(Records of where elements appear)
=-=-=

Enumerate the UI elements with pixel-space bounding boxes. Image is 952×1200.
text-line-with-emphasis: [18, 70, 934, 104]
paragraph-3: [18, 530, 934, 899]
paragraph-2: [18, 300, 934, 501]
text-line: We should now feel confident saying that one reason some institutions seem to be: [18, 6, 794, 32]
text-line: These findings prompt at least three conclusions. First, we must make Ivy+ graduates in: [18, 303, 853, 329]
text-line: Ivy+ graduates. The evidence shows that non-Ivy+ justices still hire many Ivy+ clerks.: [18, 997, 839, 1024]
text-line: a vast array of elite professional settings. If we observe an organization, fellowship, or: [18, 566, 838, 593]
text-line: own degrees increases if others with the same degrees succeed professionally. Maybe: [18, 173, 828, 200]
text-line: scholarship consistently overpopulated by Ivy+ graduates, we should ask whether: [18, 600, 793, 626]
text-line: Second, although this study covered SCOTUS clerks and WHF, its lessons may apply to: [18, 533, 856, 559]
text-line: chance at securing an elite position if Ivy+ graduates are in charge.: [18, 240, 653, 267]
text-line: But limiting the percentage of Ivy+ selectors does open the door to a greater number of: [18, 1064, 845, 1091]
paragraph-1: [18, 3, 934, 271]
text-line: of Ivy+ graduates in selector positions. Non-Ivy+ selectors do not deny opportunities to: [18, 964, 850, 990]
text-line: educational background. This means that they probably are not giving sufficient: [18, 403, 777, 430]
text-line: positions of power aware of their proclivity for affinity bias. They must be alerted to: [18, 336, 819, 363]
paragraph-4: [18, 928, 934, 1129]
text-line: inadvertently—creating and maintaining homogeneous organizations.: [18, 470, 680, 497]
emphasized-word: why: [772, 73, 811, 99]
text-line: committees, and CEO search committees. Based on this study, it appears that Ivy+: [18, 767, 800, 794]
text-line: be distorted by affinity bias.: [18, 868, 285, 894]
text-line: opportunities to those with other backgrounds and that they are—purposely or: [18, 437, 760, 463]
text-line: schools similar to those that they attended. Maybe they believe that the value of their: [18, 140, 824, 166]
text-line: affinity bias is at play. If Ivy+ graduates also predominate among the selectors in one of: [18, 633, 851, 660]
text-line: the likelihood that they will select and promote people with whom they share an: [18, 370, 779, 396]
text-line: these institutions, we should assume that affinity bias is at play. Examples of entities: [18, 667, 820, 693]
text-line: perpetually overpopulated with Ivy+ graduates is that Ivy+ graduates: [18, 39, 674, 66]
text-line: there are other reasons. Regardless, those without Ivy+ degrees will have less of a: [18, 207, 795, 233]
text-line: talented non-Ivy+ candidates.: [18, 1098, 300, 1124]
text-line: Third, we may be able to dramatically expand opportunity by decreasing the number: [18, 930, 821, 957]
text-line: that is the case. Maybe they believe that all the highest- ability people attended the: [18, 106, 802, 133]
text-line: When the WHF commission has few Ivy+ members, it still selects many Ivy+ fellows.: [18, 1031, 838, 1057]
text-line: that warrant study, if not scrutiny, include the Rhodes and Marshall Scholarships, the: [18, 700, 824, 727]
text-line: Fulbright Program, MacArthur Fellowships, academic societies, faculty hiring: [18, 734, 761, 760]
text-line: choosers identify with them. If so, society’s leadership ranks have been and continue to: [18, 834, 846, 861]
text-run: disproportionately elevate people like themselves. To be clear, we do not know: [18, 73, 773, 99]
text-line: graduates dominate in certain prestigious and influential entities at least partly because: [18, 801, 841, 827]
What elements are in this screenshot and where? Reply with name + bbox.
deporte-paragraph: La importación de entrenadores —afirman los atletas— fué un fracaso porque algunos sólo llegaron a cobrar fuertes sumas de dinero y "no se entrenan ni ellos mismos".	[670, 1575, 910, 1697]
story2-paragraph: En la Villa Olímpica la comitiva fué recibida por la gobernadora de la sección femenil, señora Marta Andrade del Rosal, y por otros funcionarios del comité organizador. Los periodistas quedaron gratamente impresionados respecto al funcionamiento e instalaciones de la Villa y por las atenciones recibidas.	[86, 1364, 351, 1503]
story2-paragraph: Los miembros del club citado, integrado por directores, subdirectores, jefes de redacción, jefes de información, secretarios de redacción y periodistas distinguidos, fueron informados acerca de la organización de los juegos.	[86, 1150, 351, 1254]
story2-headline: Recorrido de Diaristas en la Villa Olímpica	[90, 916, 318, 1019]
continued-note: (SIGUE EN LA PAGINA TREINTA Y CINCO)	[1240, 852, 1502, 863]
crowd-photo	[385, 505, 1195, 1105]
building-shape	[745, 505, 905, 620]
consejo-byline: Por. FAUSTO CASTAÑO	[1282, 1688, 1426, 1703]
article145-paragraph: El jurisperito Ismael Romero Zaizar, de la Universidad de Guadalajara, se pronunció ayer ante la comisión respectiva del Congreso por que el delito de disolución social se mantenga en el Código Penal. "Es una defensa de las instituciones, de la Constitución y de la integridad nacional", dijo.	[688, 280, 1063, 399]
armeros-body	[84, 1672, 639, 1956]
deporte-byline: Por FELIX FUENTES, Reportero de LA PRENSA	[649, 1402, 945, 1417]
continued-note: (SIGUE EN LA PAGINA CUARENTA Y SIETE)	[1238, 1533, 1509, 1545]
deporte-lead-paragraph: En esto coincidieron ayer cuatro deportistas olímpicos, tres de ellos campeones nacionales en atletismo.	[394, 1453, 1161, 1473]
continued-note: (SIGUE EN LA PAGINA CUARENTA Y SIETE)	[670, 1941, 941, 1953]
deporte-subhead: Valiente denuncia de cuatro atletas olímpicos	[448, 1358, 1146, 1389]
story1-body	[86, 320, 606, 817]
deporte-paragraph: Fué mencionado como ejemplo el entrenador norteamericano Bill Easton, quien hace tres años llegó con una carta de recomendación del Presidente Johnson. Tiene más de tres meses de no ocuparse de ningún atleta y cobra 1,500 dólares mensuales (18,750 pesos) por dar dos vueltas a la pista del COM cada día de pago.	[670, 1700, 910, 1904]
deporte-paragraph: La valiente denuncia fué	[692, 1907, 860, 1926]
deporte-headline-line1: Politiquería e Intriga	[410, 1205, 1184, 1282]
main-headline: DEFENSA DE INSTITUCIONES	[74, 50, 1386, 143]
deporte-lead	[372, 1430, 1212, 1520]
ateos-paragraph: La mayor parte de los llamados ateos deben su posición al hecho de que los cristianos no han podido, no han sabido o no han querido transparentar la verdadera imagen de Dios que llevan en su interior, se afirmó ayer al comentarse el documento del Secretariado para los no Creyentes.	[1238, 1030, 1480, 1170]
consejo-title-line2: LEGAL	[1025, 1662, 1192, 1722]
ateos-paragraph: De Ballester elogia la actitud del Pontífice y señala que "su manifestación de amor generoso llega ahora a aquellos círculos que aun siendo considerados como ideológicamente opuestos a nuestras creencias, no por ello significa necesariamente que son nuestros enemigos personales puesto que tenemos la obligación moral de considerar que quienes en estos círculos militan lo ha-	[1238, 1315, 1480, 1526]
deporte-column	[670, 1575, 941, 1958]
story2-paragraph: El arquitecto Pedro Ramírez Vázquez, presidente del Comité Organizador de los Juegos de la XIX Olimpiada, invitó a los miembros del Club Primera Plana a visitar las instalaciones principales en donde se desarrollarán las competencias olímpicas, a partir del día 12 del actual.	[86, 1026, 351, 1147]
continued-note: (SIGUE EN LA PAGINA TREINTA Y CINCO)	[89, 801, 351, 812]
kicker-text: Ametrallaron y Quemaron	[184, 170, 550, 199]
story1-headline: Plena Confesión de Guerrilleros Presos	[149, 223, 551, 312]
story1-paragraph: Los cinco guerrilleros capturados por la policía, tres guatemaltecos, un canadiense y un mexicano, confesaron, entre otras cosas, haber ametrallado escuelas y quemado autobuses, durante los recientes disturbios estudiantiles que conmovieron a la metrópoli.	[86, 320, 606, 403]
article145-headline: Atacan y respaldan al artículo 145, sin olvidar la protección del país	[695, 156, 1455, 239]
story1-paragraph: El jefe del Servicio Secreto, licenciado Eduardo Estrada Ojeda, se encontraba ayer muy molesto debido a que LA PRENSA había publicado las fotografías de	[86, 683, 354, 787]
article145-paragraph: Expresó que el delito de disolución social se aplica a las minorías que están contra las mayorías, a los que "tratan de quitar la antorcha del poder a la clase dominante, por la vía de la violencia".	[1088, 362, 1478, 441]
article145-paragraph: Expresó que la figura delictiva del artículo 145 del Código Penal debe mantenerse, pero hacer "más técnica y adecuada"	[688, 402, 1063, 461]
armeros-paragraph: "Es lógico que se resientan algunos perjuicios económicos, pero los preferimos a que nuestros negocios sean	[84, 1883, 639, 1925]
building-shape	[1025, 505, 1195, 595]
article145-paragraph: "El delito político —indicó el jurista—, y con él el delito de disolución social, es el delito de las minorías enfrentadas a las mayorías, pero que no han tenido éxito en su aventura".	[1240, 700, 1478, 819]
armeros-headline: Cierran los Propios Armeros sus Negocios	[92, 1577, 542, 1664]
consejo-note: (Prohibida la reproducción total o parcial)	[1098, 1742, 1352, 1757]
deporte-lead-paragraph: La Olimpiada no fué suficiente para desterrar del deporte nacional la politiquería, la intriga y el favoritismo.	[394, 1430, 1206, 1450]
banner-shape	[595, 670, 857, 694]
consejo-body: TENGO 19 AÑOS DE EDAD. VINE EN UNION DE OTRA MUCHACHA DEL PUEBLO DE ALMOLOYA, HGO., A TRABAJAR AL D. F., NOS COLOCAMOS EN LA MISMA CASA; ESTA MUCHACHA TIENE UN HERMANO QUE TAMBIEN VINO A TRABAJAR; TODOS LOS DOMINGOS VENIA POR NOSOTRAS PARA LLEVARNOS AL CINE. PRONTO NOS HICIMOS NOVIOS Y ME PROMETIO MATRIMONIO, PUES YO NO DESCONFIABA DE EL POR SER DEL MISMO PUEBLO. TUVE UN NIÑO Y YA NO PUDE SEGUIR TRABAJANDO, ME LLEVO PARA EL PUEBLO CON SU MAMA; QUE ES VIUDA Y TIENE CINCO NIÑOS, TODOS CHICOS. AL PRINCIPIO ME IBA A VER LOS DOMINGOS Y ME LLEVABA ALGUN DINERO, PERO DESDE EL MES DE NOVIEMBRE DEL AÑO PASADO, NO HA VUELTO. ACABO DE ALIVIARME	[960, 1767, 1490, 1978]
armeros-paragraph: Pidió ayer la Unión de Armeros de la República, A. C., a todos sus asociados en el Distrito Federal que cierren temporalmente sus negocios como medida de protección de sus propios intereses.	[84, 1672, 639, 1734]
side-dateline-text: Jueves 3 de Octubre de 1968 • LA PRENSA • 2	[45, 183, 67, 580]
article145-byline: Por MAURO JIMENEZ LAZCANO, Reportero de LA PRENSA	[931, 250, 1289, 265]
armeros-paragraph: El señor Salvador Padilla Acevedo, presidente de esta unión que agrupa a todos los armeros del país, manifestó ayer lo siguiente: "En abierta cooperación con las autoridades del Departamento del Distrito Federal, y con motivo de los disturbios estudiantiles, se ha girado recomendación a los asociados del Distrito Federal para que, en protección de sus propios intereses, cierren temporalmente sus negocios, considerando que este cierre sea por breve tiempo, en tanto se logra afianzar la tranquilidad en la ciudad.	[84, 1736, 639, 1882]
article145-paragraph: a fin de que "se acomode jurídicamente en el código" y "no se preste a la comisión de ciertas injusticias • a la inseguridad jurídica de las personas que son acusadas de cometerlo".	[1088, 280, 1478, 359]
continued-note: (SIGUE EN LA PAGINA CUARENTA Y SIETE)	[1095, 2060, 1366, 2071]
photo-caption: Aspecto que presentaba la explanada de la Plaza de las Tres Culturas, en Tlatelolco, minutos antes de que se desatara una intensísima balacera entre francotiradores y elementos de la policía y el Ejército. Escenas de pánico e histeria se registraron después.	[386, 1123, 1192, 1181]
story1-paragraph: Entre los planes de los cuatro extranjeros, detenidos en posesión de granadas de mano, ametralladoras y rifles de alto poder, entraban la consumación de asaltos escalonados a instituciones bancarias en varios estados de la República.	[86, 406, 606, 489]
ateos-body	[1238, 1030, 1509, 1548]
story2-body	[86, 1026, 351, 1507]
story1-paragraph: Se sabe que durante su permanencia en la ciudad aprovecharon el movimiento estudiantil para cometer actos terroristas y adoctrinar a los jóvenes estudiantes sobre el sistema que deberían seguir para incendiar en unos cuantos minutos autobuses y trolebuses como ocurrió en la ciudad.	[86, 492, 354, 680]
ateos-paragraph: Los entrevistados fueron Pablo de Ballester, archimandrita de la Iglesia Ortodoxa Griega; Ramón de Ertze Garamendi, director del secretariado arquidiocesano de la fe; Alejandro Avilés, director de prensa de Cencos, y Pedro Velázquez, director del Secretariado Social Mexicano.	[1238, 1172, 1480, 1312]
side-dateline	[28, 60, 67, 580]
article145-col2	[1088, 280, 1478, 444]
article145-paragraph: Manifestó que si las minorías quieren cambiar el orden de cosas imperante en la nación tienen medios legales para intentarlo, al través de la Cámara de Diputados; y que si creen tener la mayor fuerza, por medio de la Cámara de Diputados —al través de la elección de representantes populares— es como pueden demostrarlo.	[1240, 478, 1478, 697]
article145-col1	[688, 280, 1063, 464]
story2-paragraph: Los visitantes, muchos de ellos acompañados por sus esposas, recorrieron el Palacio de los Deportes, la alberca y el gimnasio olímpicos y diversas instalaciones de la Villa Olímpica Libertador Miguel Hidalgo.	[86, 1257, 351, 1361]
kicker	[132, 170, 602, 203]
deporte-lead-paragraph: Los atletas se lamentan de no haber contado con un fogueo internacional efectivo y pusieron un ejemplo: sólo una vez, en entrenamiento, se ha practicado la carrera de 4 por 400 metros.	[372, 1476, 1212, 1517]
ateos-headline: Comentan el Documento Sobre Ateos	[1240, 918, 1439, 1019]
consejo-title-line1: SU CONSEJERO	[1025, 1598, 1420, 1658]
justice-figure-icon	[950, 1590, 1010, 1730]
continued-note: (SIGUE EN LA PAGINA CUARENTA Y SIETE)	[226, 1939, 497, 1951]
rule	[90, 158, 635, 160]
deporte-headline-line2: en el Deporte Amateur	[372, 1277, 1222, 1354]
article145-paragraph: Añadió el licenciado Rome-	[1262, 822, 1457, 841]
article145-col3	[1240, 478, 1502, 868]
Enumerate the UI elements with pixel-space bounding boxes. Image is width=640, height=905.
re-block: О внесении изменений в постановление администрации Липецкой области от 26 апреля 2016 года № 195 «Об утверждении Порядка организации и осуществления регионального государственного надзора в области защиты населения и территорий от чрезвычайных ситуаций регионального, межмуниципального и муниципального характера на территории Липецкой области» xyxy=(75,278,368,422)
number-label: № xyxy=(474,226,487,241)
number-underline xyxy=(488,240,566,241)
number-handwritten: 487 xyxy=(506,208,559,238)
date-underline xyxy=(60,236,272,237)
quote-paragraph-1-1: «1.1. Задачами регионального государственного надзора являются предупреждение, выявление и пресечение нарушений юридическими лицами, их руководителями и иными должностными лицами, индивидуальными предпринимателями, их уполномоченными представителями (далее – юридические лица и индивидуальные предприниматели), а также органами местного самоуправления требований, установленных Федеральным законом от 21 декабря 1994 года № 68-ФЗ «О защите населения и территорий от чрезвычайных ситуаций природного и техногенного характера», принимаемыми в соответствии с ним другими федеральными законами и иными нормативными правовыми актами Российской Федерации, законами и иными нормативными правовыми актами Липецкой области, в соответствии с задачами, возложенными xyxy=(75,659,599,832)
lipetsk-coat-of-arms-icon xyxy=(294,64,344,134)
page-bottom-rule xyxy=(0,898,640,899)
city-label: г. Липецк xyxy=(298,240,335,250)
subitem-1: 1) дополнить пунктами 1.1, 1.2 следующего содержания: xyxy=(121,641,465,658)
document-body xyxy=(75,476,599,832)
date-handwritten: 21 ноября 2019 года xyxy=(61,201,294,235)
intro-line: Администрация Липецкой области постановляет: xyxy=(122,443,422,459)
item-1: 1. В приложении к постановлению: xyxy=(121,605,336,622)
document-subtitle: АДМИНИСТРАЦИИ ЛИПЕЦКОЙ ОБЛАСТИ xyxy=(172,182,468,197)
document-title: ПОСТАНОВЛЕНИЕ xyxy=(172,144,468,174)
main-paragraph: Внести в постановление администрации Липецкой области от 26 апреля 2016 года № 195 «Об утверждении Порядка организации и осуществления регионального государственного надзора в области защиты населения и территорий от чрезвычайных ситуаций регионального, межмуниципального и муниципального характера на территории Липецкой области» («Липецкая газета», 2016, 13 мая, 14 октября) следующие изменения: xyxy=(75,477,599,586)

=-=-=

Stated task
Print the lines above from the first one through the line containing "text-line: a vast", including both ends, and copy each one without any change.

Written solution
Enumerate the UI elements with pixel-space bounding boxes. Image is 952×1200.
text-line-with-emphasis: [18, 70, 934, 104]
paragraph-3: [18, 530, 934, 899]
paragraph-2: [18, 300, 934, 501]
text-line: We should now feel confident saying that one reason some institutions seem to be: [18, 6, 794, 32]
text-line: These findings prompt at least three conclusions. First, we must make Ivy+ graduates in: [18, 303, 853, 329]
text-line: Ivy+ graduates. The evidence shows that non-Ivy+ justices still hire many Ivy+ clerks.: [18, 997, 839, 1024]
text-line: a vast array of elite professional settings. If we observe an organization, fellowship, or: [18, 566, 838, 593]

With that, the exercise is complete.